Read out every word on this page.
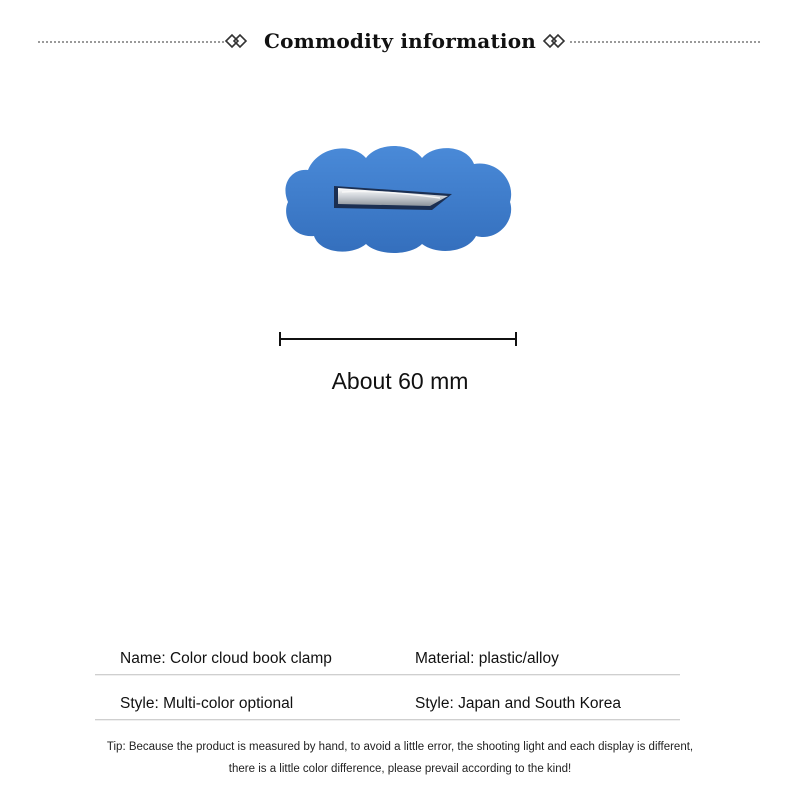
Commodity information
About 60 mm
Name: Color cloud book clamp	Material: plastic/alloy
Style: Multi-color optional	Style: Japan and South Korea
Tip: Because the product is measured by hand, to avoid a little error, the shooting light and each display is different,
there is a little color difference, please prevail according to the kind!
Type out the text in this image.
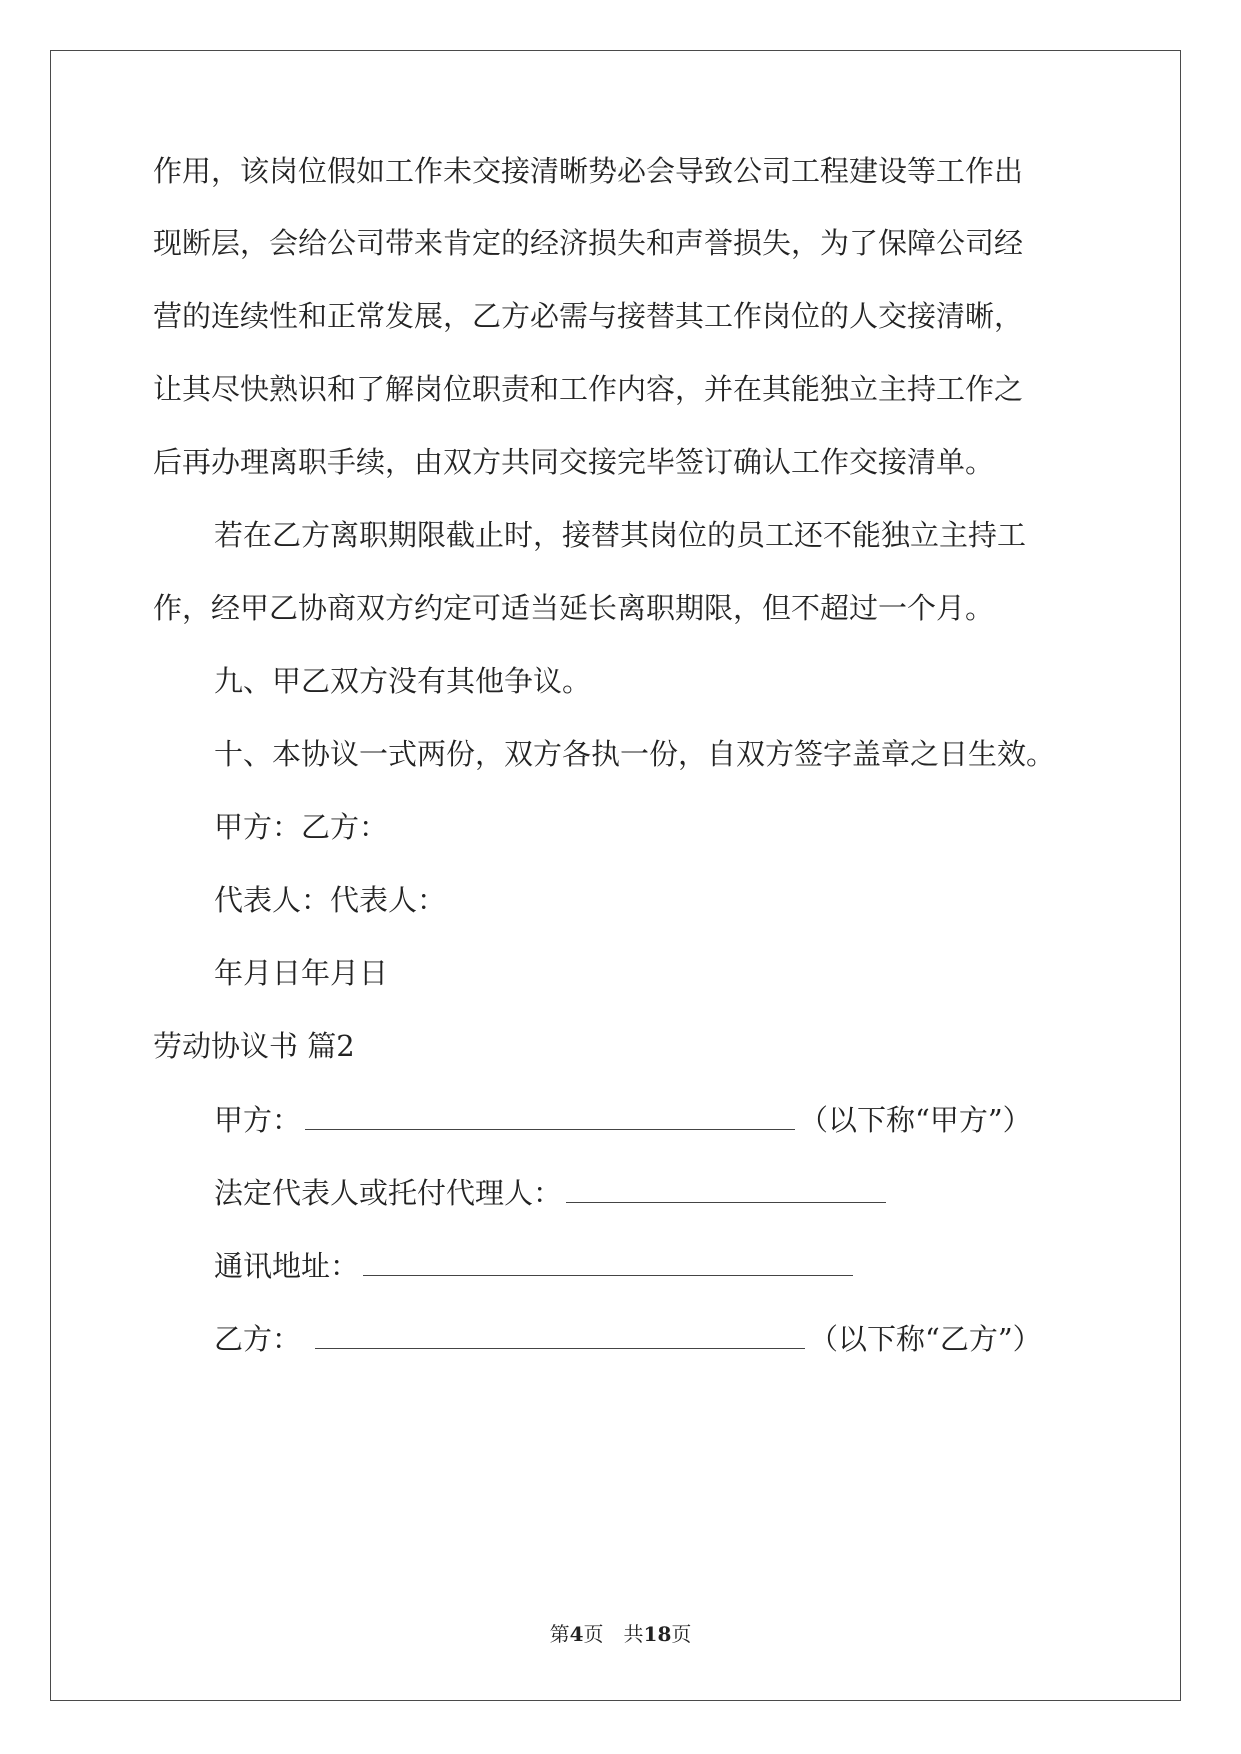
作用，该岗位假如工作未交接清晰势必会导致公司工程建设等工作出
现断层，会给公司带来肯定的经济损失和声誉损失，为了保障公司经
营的连续性和正常发展，乙方必需与接替其工作岗位的人交接清晰，
让其尽快熟识和了解岗位职责和工作内容，并在其能独立主持工作之
后再办理离职手续，由双方共同交接完毕签订确认工作交接清单。
若在乙方离职期限截止时，接替其岗位的员工还不能独立主持工
作，经甲乙协商双方约定可适当延长离职期限，但不超过一个月。
九、甲乙双方没有其他争议。
十、本协议一式两份，双方各执一份，自双方签字盖章之日生效。
甲方：乙方：
代表人：代表人：
年月日年月日
劳动协议书 篇2
甲方：	（以下称“甲方”）
法定代表人或托付代理人：
通讯地址：
乙方：	（以下称“乙方”）
第4页　共18页
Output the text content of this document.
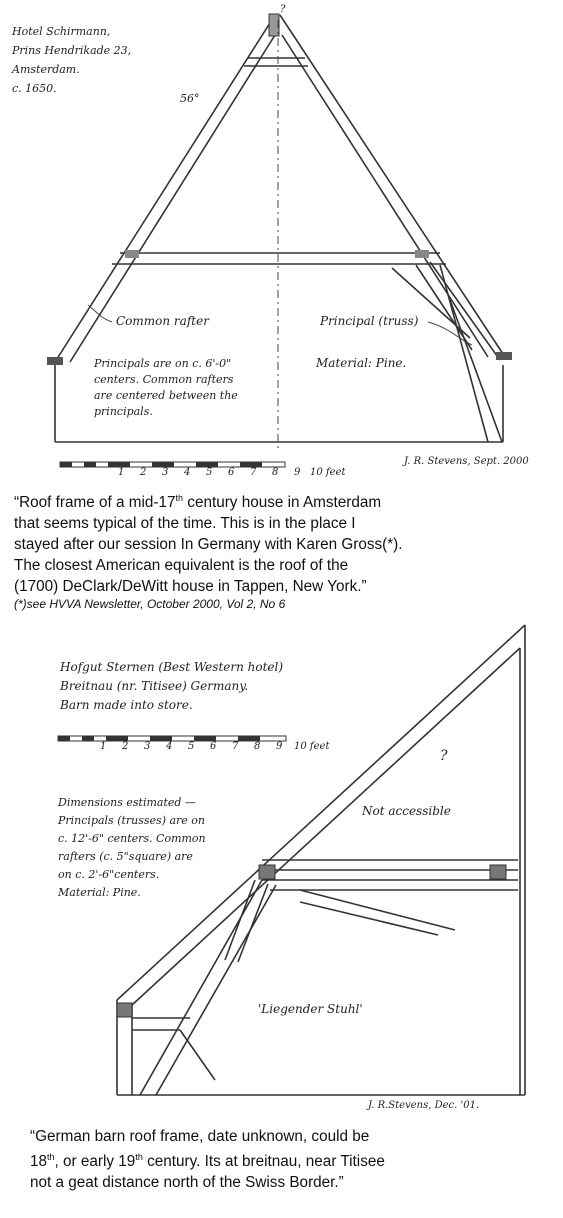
Hotel Schirmann,
Prins Hendrikade 23,
Amsterdam.
c. 1650.
?
56°
Common rafter	Principal (truss)
Principals are on c. 6'-0"
centers. Common rafters
are centered between the
principals.
Material: Pine.
1 2 3 4 5 6 7 8 9 10 feet
J. R. Stevens, Sept. 2000
“Roof frame of a mid-17th century house in Amsterdam
that seems typical of the time. This is in the place I
stayed after our session In Germany with Karen Gross(*).
The closest American equivalent is the roof of the
(1700) DeClark/DeWitt house in Tappen, New York.”
(*)see HVVA Newsletter, October 2000, Vol 2, No 6
Hofgut Sternen (Best Western hotel)
Breitnau (nr. Titisee) Germany.
Barn made into store.
1 2 3 4 5 6 7 8 9 10 feet
Dimensions estimated —
Principals (trusses) are on
c. 12'-6" centers. Common
rafters (c. 5"square) are
on c. 2'-6"centers.
Material: Pine.
?
Not accessible
'Liegender Stuhl'
J. R.Stevens, Dec. '01.
“German barn roof frame, date unknown, could be
18th, or early 19th century. Its at breitnau, near Titisee
not a geat distance north of the Swiss Border.”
§
# The exercise
Copy the data word for word. Pictures do not go in the copy.

# Task response
Read out every word on this page.
Commodity information
About 60 mm
Name: Color cloud book clamp	Material: plastic/alloy
Style: Multi-color optional	Style: Japan and South Korea
Tip: Because the product is measured by hand, to avoid a little error, the shooting light and each display is different,
there is a little color difference, please prevail according to the kind!
Type out the text in this image.
作用，该岗位假如工作未交接清晰势必会导致公司工程建设等工作出
现断层，会给公司带来肯定的经济损失和声誉损失，为了保障公司经
营的连续性和正常发展，乙方必需与接替其工作岗位的人交接清晰，
让其尽快熟识和了解岗位职责和工作内容，并在其能独立主持工作之
后再办理离职手续，由双方共同交接完毕签订确认工作交接清单。
若在乙方离职期限截止时，接替其岗位的员工还不能独立主持工
作，经甲乙协商双方约定可适当延长离职期限，但不超过一个月。
九、甲乙双方没有其他争议。
十、本协议一式两份，双方各执一份，自双方签字盖章之日生效。
甲方：乙方：
代表人：代表人：
年月日年月日
劳动协议书 篇2
甲方：	（以下称“甲方”）
法定代表人或托付代理人：
通讯地址：
乙方：	（以下称“乙方”）
第4页　共18页
Output the text content of this document.
Hotel Schirmann,
Prins Hendrikade 23,
Amsterdam.
c. 1650.
?
56°
Common rafter	Principal (truss)
Principals are on c. 6'-0"
centers. Common rafters
are centered between the
principals.
Material: Pine.
1 2 3 4 5 6 7 8 9 10 feet
J. R. Stevens, Sept. 2000
“Roof frame of a mid-17th century house in Amsterdam
that seems typical of the time. This is in the place I
stayed after our session In Germany with Karen Gross(*).
The closest American equivalent is the roof of the
(1700) DeClark/DeWitt house in Tappen, New York.”
(*)see HVVA Newsletter, October 2000, Vol 2, No 6
Hofgut Sternen (Best Western hotel)
Breitnau (nr. Titisee) Germany.
Barn made into store.
1 2 3 4 5 6 7 8 9 10 feet
Dimensions estimated —
Principals (trusses) are on
c. 12'-6" centers. Common
rafters (c. 5"square) are
on c. 2'-6"centers.
Material: Pine.
?
Not accessible
'Liegender Stuhl'
J. R.Stevens, Dec. '01.
“German barn roof frame, date unknown, could be
18th, or early 19th century. Its at breitnau, near Titisee
not a geat distance north of the Swiss Border.”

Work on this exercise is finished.